◆ **STATED TASK 1**
Answer these questions from the text on glass and amorphous materials:
(a) Which three oxides are named as network formers?
(b) What does the X-ray diffraction pattern of an amorphous material show in place of sharp Bragg peaks?
(c) Above what cooling rate do most metals need to be cooled to form a glass?

◆ **SELECTION**

:::::

Glass and Amorphous Materials

Graduate Depth 157 in the knowledge graph I know this Set as goal
Unlocks 3 downstream topics
glass amorphous solids glass transition network formers network modifiers

Core Idea

Amorphous solids lack the long-range periodic order of crystals but retain short-range order — local bonding geometries are similar to the crystalline phase, but the pattern does not repeat over long distances. Glasses are the most important class of amorphous materials, formed when a liquid is cooled fast enough to bypass crystallization. The glass transition temperature (T_g) marks the reversible transformation between the liquid-like supercooled state and the rigid glassy state. Zachariasen's rules predict which oxide compositions form glasses: network formers (SiO2, B2O3, P2O5) build continuous random networks; network modifiers (Na2O, CaO) break bridging oxygen bonds and lower T_g and viscosity; intermediates (Al2O3) can act as either.

Explainer

Crystallography provides a beautiful framework for understanding ordered solids, but many technologically important materials are amorphous — they lack long-range periodic order. Glass, the most familiar amorphous material, is so ubiquitous (windows, bottles, optical fibers, smartphone screens) that it is easy to forget how unusual its structure is. An amorphous solid has the local bonding environment of its crystalline counterpart (silicon is still tetrahedrally coordinated by oxygen in both quartz and silica glass) but lacks any repeating unit cell. The X-ray diffraction pattern of an amorphous material shows broad humps instead of sharp Bragg peaks.

Glass formation requires cooling a liquid fast enough that atoms cannot arrange themselves into a crystal before the viscosity becomes too high for rearrangement. The critical cooling rate depends on the material: SiO2 and B2O3 vitrify at almost any cooling rate (they are excellent glass formers), while most metals require cooling rates above 10^5 K/s. Zachariasen's rules explain why some oxides form glasses easily: the cation must be small and highly charged (forming strong covalent bonds), each oxygen should be linked to no more than two cations, and the coordination polyhedra should share corners rather than edges or faces. These rules favor open, flexible networks that can accommodate the disorder of the liquid state.

:::::

◆ **Recorded data**

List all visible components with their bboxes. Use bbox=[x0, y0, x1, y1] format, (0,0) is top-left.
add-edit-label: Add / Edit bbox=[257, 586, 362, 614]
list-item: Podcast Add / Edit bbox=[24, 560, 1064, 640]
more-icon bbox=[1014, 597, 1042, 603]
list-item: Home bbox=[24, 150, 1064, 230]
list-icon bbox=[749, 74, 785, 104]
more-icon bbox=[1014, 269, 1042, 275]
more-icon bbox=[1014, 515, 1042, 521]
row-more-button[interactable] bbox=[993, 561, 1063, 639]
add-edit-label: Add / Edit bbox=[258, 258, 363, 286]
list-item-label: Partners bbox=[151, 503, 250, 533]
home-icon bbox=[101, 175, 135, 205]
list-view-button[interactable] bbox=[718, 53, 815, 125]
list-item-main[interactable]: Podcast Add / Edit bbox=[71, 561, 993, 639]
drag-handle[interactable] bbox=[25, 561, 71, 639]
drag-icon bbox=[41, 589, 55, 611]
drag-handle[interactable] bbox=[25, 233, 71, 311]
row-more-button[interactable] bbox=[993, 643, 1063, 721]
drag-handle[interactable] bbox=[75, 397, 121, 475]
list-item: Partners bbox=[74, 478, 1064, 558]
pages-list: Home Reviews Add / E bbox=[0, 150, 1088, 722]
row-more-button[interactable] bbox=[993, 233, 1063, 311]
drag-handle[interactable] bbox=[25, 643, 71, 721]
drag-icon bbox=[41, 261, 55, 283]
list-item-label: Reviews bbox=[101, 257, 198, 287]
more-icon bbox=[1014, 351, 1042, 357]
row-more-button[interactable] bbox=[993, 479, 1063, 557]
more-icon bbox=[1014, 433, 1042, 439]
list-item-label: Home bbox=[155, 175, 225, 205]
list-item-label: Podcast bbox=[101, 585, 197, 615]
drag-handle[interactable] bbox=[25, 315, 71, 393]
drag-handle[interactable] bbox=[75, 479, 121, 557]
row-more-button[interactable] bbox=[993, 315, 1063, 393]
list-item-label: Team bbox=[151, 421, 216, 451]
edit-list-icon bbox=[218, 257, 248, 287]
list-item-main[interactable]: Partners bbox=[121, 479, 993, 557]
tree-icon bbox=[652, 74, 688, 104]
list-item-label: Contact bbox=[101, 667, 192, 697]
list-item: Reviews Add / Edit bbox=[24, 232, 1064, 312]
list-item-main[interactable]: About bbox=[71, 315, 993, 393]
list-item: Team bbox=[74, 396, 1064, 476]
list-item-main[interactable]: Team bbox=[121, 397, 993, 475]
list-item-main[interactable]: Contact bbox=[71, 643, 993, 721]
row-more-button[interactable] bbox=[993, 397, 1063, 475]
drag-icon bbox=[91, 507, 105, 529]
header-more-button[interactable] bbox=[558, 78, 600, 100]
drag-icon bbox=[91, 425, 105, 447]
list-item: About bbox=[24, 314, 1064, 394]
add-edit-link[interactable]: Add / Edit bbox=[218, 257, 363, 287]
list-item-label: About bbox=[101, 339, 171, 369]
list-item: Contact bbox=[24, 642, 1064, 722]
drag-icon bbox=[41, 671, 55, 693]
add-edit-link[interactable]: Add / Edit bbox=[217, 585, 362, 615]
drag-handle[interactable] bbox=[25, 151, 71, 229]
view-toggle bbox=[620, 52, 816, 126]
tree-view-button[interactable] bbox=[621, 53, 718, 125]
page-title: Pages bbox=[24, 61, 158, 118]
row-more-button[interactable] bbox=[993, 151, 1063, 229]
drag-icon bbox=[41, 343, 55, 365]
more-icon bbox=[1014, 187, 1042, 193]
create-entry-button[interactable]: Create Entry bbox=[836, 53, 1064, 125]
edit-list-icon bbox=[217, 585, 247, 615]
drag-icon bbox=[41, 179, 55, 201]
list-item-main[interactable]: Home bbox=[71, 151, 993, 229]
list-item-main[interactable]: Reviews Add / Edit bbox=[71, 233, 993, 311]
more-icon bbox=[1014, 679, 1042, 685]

:::::

◆ **STATED TASK 2**
Rewrite the recorded data from its first line through the line containing "row-more-button[interactable] bbox=[993, 561, 1063, 639]", with "more-icon" changed to "ellipsis-icon" wherever it appears and everything else left the same.

◆ **WRITTEN REPLY 1**
(a) SiO2, B2O3 and P2O5
(b) Broad humps
(c) 10^5 K/s

◆ **WRITTEN REPLY 2**
List all visible components with their bboxes. Use bbox=[x0, y0, x1, y1] format, (0,0) is top-left.
add-edit-label: Add / Edit bbox=[257, 586, 362, 614]
list-item: Podcast Add / Edit bbox=[24, 560, 1064, 640]
ellipsis-icon bbox=[1014, 597, 1042, 603]
list-item: Home bbox=[24, 150, 1064, 230]
list-icon bbox=[749, 74, 785, 104]
ellipsis-icon bbox=[1014, 269, 1042, 275]
ellipsis-icon bbox=[1014, 515, 1042, 521]
row-more-button[interactable] bbox=[993, 561, 1063, 639]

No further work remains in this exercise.